## INFORMATION GIVEN
——————

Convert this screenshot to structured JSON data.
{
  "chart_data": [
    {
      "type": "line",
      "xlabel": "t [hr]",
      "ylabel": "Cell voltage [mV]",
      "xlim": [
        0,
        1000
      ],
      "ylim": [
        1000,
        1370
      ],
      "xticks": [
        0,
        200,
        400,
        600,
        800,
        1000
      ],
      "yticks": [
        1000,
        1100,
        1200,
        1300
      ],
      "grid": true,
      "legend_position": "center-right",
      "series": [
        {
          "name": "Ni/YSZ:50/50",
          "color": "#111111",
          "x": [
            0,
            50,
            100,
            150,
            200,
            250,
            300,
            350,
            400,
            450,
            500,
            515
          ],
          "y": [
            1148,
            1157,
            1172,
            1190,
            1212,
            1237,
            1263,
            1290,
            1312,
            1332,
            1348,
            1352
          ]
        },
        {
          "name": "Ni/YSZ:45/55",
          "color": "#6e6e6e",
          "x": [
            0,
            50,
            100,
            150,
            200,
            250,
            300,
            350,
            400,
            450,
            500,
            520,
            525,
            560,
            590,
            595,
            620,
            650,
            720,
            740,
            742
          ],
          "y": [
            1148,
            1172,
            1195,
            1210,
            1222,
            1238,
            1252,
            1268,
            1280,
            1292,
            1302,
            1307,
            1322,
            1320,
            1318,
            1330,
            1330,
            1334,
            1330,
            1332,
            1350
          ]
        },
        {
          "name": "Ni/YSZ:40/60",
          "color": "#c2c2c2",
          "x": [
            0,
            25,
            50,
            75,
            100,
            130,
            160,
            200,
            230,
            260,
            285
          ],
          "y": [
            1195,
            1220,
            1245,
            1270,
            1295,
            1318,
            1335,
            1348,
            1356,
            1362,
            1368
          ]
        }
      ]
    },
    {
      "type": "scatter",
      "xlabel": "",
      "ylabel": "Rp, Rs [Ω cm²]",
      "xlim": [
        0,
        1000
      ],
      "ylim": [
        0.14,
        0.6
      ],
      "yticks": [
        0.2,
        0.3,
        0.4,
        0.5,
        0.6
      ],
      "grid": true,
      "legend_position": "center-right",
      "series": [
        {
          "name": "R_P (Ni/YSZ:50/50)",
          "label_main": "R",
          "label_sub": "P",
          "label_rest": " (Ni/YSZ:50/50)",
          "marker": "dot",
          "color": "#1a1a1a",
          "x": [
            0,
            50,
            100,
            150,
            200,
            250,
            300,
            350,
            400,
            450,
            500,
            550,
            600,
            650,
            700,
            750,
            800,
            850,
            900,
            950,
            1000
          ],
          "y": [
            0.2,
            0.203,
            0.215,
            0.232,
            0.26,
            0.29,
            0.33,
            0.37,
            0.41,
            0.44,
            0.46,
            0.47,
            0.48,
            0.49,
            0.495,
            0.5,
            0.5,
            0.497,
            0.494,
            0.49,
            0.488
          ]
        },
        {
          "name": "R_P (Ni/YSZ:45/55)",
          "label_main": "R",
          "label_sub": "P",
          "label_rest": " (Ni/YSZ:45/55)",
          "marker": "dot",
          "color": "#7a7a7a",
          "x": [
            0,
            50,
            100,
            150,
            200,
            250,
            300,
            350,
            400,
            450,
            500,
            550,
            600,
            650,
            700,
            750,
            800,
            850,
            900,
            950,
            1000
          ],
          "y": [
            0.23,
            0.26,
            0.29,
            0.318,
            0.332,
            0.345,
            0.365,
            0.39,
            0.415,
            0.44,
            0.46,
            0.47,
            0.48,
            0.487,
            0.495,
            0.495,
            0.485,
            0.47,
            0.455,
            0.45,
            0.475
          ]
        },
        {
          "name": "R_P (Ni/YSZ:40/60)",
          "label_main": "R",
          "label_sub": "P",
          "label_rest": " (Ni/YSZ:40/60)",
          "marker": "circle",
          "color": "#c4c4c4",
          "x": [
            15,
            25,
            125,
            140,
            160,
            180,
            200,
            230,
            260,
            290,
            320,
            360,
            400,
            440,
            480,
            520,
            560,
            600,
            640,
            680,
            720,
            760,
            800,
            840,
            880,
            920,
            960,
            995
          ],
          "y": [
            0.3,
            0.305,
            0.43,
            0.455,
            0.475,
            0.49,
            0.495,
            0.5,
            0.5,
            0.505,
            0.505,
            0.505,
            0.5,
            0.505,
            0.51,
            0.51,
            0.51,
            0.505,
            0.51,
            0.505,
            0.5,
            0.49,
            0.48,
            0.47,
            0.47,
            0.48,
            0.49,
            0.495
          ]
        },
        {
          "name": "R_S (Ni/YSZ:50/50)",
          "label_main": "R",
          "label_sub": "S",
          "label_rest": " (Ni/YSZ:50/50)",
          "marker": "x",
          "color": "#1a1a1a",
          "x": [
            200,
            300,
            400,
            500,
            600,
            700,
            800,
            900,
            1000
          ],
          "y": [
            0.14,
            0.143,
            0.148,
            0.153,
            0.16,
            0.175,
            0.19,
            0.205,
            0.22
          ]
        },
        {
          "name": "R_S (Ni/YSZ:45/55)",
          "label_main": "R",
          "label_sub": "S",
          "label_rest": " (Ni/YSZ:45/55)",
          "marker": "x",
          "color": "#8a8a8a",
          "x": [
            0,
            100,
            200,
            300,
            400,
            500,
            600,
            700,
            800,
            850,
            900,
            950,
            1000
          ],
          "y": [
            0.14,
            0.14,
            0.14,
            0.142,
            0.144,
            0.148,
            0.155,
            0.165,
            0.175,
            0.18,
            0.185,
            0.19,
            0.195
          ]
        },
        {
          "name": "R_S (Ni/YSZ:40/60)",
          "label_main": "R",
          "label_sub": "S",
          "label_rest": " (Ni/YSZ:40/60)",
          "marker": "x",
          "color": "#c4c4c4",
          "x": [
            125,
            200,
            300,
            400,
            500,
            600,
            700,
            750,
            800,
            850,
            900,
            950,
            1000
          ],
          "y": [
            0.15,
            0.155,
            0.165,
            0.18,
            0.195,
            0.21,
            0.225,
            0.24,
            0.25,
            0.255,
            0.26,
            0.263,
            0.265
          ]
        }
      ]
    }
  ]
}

——————

## TASK GOAL
Go back to the listing above and please repeat it exactly.

## WRITTEN REPLY
Convert this screenshot to structured JSON data.
{
  "chart_data": [
    {
      "type": "line",
      "xlabel": "t [hr]",
      "ylabel": "Cell voltage [mV]",
      "xlim": [
        0,
        1000
      ],
      "ylim": [
        1000,
        1370
      ],
      "xticks": [
        0,
        200,
        400,
        600,
        800,
        1000
      ],
      "yticks": [
        1000,
        1100,
        1200,
        1300
      ],
      "grid": true,
      "legend_position": "center-right",
      "series": [
        {
          "name": "Ni/YSZ:50/50",
          "color": "#111111",
          "x": [
            0,
            50,
            100,
            150,
            200,
            250,
            300,
            350,
            400,
            450,
            500,
            515
          ],
          "y": [
            1148,
            1157,
            1172,
            1190,
            1212,
            1237,
            1263,
            1290,
            1312,
            1332,
            1348,
            1352
          ]
        },
        {
          "name": "Ni/YSZ:45/55",
          "color": "#6e6e6e",
          "x": [
            0,
            50,
            100,
            150,
            200,
            250,
            300,
            350,
            400,
            450,
            500,
            520,
            525,
            560,
            590,
            595,
            620,
            650,
            720,
            740,
            742
          ],
          "y": [
            1148,
            1172,
            1195,
            1210,
            1222,
            1238,
            1252,
            1268,
            1280,
            1292,
            1302,
            1307,
            1322,
            1320,
            1318,
            1330,
            1330,
            1334,
            1330,
            1332,
            1350
          ]
        },
        {
          "name": "Ni/YSZ:40/60",
          "color": "#c2c2c2",
          "x": [
            0,
            25,
            50,
            75,
            100,
            130,
            160,
            200,
            230,
            260,
            285
          ],
          "y": [
            1195,
            1220,
            1245,
            1270,
            1295,
            1318,
            1335,
            1348,
            1356,
            1362,
            1368
          ]
        }
      ]
    },
    {
      "type": "scatter",
      "xlabel": "",
      "ylabel": "Rp, Rs [Ω cm²]",
      "xlim": [
        0,
        1000
      ],
      "ylim": [
        0.14,
        0.6
      ],
      "yticks": [
        0.2,
        0.3,
        0.4,
        0.5,
        0.6
      ],
      "grid": true,
      "legend_position": "center-right",
      "series": [
        {
          "name": "R_P (Ni/YSZ:50/50)",
          "label_main": "R",
          "label_sub": "P",
          "label_rest": " (Ni/YSZ:50/50)",
          "marker": "dot",
          "color": "#1a1a1a",
          "x": [
            0,
            50,
            100,
            150,
            200,
            250,
            300,
            350,
            400,
            450,
            500,
            550,
            600,
            650,
            700,
            750,
            800,
            850,
            900,
            950,
            1000
          ],
          "y": [
            0.2,
            0.203,
            0.215,
            0.232,
            0.26,
            0.29,
            0.33,
            0.37,
            0.41,
            0.44,
            0.46,
            0.47,
            0.48,
            0.49,
            0.495,
            0.5,
            0.5,
            0.497,
            0.494,
            0.49,
            0.488
          ]
        },
        {
          "name": "R_P (Ni/YSZ:45/55)",
          "label_main": "R",
          "label_sub": "P",
          "label_rest": " (Ni/YSZ:45/55)",
          "marker": "dot",
          "color": "#7a7a7a",
          "x": [
            0,
            50,
            100,
            150,
            200,
            250,
            300,
            350,
            400,
            450,
            500,
            550,
            600,
            650,
            700,
            750,
            800,
            850,
            900,
            950,
            1000
          ],
          "y": [
            0.23,
            0.26,
            0.29,
            0.318,
            0.332,
            0.345,
            0.365,
            0.39,
            0.415,
            0.44,
            0.46,
            0.47,
            0.48,
            0.487,
            0.495,
            0.495,
            0.485,
            0.47,
            0.455,
            0.45,
            0.475
          ]
        },
        {
          "name": "R_P (Ni/YSZ:40/60)",
          "label_main": "R",
          "label_sub": "P",
          "label_rest": " (Ni/YSZ:40/60)",
          "marker": "circle",
          "color": "#c4c4c4",
          "x": [
            15,
            25,
            125,
            140,
            160,
            180,
            200,
            230,
            260,
            290,
            320,
            360,
            400,
            440,
            480,
            520,
            560,
            600,
            640,
            680,
            720,
            760,
            800,
            840,
            880,
            920,
            960,
            995
          ],
          "y": [
            0.3,
            0.305,
            0.43,
            0.455,
            0.475,
            0.49,
            0.495,
            0.5,
            0.5,
            0.505,
            0.505,
            0.505,
            0.5,
            0.505,
            0.51,
            0.51,
            0.51,
            0.505,
            0.51,
            0.505,
            0.5,
            0.49,
            0.48,
            0.47,
            0.47,
            0.48,
            0.49,
            0.495
          ]
        },
        {
          "name": "R_S (Ni/YSZ:50/50)",
          "label_main": "R",
          "label_sub": "S",
          "label_rest": " (Ni/YSZ:50/50)",
          "marker": "x",
          "color": "#1a1a1a",
          "x": [
            200,
            300,
            400,
            500,
            600,
            700,
            800,
            900,
            1000
          ],
          "y": [
            0.14,
            0.143,
            0.148,
            0.153,
            0.16,
            0.175,
            0.19,
            0.205,
            0.22
          ]
        },
        {
          "name": "R_S (Ni/YSZ:45/55)",
          "label_main": "R",
          "label_sub": "S",
          "label_rest": " (Ni/YSZ:45/55)",
          "marker": "x",
          "color": "#8a8a8a",
          "x": [
            0,
            100,
            200,
            300,
            400,
            500,
            600,
            700,
            800,
            850,
            900,
            950,
            1000
          ],
          "y": [
            0.14,
            0.14,
            0.14,
            0.142,
            0.144,
            0.148,
            0.155,
            0.165,
            0.175,
            0.18,
            0.185,
            0.19,
            0.195
          ]
        },
        {
          "name": "R_S (Ni/YSZ:40/60)",
          "label_main": "R",
          "label_sub": "S",
          "label_rest": " (Ni/YSZ:40/60)",
          "marker": "x",
          "color": "#c4c4c4",
          "x": [
            125,
            200,
            300,
            400,
            500,
            600,
            700,
            750,
            800,
            850,
            900,
            950,
            1000
          ],
          "y": [
            0.15,
            0.155,
            0.165,
            0.18,
            0.195,
            0.21,
            0.225,
            0.24,
            0.25,
            0.255,
            0.26,
            0.263,
            0.265
          ]
        }
      ]
    }
  ]
}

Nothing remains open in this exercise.